— Supplied text —
● ● ● ● ●
Hello Fedora Community,
We have concluded the fourth sprint within the "Beta Phase" of Fedora4
development. The work of this and each sprint comes completely from the
contribution of Fedora stakeholder institutions in allocating developer
time. If you would like to become involved with Fedora4 development, please
send me an email. If you have comments on the work from this sprint, please
send an email or comment directly on the wiki.

Below is a link to the Sprint B4 summary (also included in-full in this
email's body):
https://wiki.duraspace.org/display/FF/Sprint+B4+Summary

Andrew Woods


================
Development Team
================

Michael Durbin - University of Virginia
Greg Jansen - University of North Carolina, Chapel Hill
Esme Cowles - University of California, San Diego
Eric James - Yale University
Ye Cao - Max Planck Digital Library
Matthias Walter - Max Planck Digital Library
Markus Haarländer - Max Planck Digital Library

============
Sprint Themes
============

--------------------
1) Fedora 3 to 4 Upgrade

As a follow-on to the initial Fedora 3 to 4 tooling introduced in Sprint B3
[1], this sprint added several new repository migration features:

Fedora 3 objects and datastreams are accessible through the Fedora 4
connector
Initial set of Fedora 3 object and datastream properties are exposed
through the Fedora 4 connector

This work represents the first step in a repository migration, namely,
creating a Fedora 4 connector that is able to read from and expose the
content of a Fedora 3 repository. Upon the completion of this connector
effort, the second step will consist of enabling the migration of the
objects and (optionally) datastreams into the direct management of the
Fedora 4 repository.
● ● ● ● ●
— Job 1 —
From the Fedora sprint summary, reproduce the passage that begins at the words "As a follow-on" and stops after "Fedora 4 repository.".
— Job 2 —
Answer these questions using the Fedora sprint summary:
(a) Which sprint within the "Beta Phase" of Fedora4 development has been concluded?
(b) Which institution do three members of the development team come from?
(c) In which sprint was the initial Fedora 3 to 4 tooling introduced?

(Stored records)
● ● ● ● ●
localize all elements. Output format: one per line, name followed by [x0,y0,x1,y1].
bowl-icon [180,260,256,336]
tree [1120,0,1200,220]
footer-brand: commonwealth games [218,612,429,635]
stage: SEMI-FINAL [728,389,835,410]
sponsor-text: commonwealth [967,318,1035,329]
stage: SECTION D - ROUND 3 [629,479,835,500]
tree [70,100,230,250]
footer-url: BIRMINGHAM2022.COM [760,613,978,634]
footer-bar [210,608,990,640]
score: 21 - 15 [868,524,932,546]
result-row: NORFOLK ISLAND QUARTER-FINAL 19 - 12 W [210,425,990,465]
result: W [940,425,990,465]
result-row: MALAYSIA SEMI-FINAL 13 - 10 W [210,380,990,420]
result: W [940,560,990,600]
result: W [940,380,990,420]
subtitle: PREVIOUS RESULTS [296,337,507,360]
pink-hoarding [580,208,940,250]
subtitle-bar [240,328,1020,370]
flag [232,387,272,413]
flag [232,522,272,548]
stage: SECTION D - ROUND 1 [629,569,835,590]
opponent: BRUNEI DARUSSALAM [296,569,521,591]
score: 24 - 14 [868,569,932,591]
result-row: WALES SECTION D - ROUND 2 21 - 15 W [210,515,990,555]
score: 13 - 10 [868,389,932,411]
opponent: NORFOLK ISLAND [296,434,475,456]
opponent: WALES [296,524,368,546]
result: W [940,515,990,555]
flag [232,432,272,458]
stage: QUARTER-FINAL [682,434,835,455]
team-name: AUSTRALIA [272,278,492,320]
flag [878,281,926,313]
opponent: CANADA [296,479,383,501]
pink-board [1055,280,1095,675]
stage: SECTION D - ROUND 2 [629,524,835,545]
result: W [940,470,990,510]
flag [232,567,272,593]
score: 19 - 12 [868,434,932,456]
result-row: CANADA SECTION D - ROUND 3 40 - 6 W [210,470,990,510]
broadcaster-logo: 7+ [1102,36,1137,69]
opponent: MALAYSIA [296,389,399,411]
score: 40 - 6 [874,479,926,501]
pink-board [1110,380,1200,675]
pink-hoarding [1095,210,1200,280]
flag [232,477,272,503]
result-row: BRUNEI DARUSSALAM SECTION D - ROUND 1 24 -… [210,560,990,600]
● ● ● ● ●
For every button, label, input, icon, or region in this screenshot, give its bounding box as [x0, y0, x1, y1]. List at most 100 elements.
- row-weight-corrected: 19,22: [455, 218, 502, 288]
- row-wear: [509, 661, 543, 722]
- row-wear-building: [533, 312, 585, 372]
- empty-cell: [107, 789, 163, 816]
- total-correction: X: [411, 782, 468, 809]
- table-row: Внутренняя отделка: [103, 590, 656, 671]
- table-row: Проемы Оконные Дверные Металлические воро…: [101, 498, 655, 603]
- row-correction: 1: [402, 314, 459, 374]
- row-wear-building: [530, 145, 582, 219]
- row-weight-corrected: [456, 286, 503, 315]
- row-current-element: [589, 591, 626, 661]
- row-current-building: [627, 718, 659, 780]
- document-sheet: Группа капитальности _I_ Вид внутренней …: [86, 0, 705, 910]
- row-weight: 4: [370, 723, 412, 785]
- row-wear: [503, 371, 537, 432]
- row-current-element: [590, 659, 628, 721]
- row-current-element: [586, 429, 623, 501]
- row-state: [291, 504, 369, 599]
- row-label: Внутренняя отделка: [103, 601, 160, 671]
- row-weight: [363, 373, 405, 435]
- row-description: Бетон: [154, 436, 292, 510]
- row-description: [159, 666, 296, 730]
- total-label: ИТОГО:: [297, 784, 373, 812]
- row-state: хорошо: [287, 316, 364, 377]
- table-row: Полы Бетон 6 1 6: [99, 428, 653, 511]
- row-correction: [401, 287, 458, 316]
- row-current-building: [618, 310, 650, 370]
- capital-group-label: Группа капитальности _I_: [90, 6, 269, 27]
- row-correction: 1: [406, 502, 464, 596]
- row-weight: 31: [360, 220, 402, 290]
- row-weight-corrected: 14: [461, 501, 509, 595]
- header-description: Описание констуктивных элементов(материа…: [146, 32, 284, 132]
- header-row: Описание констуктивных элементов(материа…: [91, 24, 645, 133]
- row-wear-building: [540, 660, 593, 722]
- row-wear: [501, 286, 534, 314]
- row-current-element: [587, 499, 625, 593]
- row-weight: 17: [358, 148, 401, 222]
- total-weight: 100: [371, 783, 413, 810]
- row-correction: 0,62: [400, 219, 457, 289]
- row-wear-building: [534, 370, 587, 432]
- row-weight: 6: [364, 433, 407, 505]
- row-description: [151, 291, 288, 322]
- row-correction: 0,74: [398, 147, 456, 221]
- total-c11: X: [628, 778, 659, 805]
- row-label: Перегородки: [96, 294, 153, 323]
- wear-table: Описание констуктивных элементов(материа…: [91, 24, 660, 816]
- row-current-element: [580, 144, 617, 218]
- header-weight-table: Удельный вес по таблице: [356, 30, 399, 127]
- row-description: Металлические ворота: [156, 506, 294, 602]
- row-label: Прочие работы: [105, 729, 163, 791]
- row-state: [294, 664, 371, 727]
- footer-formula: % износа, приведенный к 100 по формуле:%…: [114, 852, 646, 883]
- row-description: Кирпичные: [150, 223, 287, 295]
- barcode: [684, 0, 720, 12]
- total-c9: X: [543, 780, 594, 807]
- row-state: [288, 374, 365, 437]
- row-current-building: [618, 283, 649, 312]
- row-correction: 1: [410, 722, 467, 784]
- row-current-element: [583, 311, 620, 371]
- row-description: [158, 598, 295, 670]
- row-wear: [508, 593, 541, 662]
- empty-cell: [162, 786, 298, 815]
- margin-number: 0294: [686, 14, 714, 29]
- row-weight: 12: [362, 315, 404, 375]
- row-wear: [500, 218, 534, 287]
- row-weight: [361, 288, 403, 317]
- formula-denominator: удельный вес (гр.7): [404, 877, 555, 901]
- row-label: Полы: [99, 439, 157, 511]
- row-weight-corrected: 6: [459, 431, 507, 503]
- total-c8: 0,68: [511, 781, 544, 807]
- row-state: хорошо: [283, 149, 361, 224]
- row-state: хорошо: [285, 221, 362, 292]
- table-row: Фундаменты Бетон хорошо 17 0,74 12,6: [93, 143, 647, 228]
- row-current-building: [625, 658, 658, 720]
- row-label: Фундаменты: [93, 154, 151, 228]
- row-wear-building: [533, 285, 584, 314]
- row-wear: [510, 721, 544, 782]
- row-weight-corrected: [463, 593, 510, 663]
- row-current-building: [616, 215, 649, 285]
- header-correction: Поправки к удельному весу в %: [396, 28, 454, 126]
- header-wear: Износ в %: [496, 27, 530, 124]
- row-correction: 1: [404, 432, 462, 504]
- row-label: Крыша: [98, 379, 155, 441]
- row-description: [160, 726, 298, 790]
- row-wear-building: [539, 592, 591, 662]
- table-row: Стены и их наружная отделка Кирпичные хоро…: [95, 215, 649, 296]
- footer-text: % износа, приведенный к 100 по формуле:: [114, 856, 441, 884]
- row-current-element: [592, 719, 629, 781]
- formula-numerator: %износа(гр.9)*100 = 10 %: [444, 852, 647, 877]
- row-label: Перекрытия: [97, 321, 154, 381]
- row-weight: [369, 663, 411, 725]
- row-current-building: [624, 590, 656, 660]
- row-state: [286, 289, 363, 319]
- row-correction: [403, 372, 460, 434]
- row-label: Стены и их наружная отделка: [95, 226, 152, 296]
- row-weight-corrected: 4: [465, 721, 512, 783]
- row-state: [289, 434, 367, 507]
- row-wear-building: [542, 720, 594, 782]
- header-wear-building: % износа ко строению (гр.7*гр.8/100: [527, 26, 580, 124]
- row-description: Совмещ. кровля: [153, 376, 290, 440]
● ● ● ● ●
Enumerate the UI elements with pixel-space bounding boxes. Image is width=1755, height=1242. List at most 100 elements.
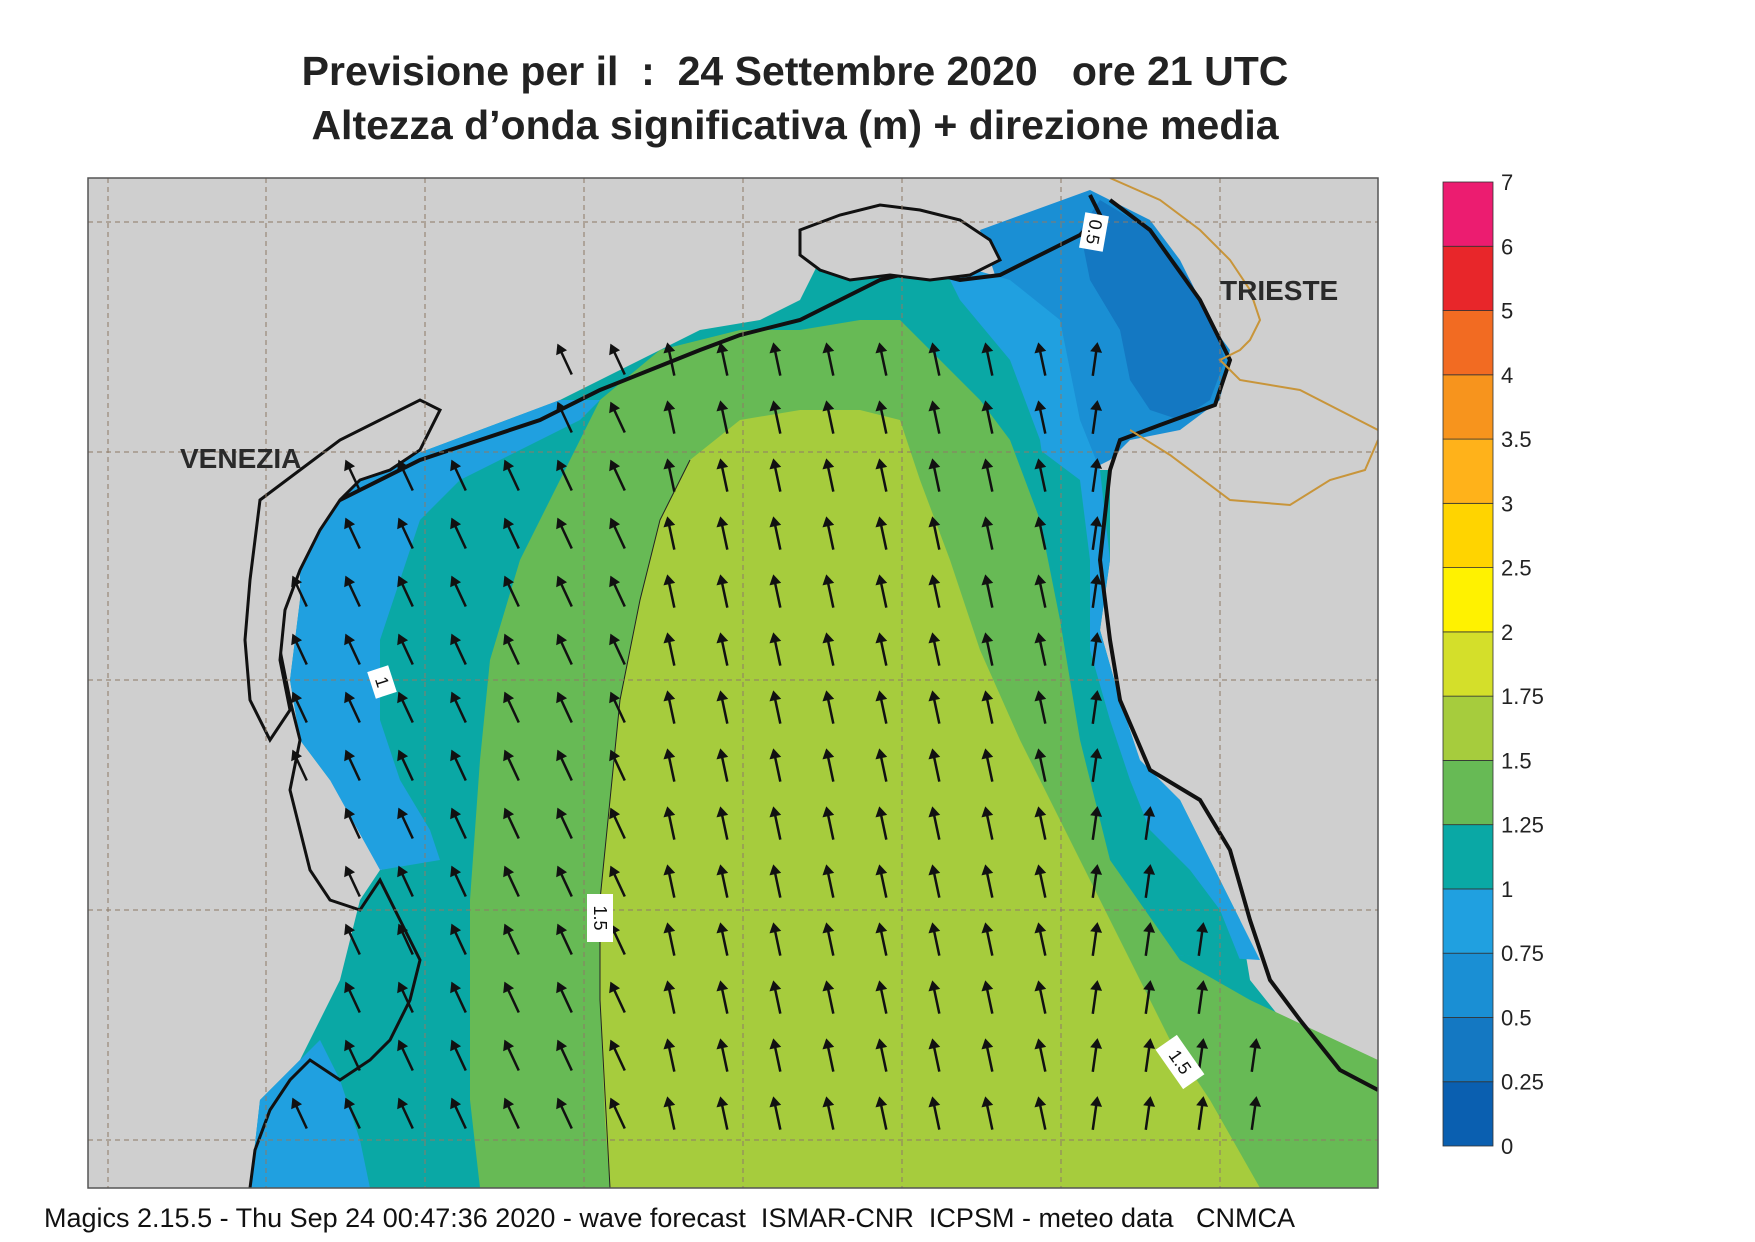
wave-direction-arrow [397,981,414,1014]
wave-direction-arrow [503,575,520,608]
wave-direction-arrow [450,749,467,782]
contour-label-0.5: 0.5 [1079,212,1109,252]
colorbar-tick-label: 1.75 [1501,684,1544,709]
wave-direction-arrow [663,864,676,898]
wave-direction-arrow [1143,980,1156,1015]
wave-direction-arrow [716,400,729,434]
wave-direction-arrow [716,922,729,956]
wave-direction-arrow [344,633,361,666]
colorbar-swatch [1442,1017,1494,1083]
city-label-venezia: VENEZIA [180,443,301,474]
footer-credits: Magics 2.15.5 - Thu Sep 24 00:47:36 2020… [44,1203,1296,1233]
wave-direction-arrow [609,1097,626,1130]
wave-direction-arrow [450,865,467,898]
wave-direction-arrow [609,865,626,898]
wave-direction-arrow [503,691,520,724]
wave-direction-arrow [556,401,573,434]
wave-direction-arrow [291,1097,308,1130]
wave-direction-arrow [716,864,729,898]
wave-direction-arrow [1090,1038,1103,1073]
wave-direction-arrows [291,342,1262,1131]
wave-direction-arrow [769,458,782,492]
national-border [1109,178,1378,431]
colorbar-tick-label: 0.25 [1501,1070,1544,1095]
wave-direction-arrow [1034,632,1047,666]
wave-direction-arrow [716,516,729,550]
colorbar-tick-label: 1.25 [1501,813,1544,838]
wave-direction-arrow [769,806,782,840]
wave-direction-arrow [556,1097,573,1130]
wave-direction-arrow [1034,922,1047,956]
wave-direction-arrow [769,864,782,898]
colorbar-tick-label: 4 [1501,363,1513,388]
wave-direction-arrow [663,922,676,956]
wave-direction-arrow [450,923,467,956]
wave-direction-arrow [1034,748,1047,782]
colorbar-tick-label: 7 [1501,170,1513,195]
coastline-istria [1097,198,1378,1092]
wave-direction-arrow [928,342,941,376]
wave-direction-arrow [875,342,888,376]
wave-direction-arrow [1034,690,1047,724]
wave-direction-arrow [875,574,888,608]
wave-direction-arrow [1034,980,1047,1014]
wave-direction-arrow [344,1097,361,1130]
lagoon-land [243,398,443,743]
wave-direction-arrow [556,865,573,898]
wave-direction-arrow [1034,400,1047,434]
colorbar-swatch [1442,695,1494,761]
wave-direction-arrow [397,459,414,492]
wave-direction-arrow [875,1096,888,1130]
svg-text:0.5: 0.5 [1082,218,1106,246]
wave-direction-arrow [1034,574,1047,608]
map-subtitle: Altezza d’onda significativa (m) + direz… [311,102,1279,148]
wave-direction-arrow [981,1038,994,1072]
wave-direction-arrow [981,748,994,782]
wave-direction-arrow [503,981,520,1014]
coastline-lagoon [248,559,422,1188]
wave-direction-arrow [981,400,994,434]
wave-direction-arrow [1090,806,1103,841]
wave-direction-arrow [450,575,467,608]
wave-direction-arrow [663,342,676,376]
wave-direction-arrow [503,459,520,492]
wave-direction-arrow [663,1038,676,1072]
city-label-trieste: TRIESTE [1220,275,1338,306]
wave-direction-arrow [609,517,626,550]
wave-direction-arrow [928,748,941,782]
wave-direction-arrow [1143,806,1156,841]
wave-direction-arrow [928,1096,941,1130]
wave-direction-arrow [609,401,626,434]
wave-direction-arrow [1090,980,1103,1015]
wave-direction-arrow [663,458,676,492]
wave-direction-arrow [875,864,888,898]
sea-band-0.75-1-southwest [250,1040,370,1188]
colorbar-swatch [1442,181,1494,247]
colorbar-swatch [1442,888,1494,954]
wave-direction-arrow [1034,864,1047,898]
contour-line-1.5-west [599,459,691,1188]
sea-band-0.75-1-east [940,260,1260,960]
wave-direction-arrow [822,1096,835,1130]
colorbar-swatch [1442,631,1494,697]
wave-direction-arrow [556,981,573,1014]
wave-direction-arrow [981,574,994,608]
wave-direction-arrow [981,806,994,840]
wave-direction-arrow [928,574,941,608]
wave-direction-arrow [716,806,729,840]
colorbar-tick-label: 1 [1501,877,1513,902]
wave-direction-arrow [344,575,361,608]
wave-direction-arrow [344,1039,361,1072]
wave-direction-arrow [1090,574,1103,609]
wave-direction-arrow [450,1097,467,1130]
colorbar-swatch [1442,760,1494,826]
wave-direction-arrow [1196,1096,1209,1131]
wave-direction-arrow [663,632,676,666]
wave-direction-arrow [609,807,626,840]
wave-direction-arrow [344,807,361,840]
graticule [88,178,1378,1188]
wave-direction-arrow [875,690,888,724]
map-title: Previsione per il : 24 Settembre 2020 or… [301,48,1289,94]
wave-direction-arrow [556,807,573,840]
● ● ● ● ●
— Response 1 —
As a follow-on to the initial Fedora 3 to 4 tooling introduced in Sprint B3
[1], this sprint added several new repository migration features:

Fedora 3 objects and datastreams are accessible through the Fedora 4
connector
Initial set of Fedora 3 object and datastream properties are exposed
through the Fedora 4 connector

This work represents the first step in a repository migration, namely,
creating a Fedora 4 connector that is able to read from and expose the
content of a Fedora 3 repository. Upon the completion of this connector
effort, the second step will consist of enabling the migration of the
objects and (optionally) datastreams into the direct management of the
Fedora 4 repository.

— Response 2 —
(a) The fourth sprint.
(b) Max Planck Digital Library.
(c) Sprint B3.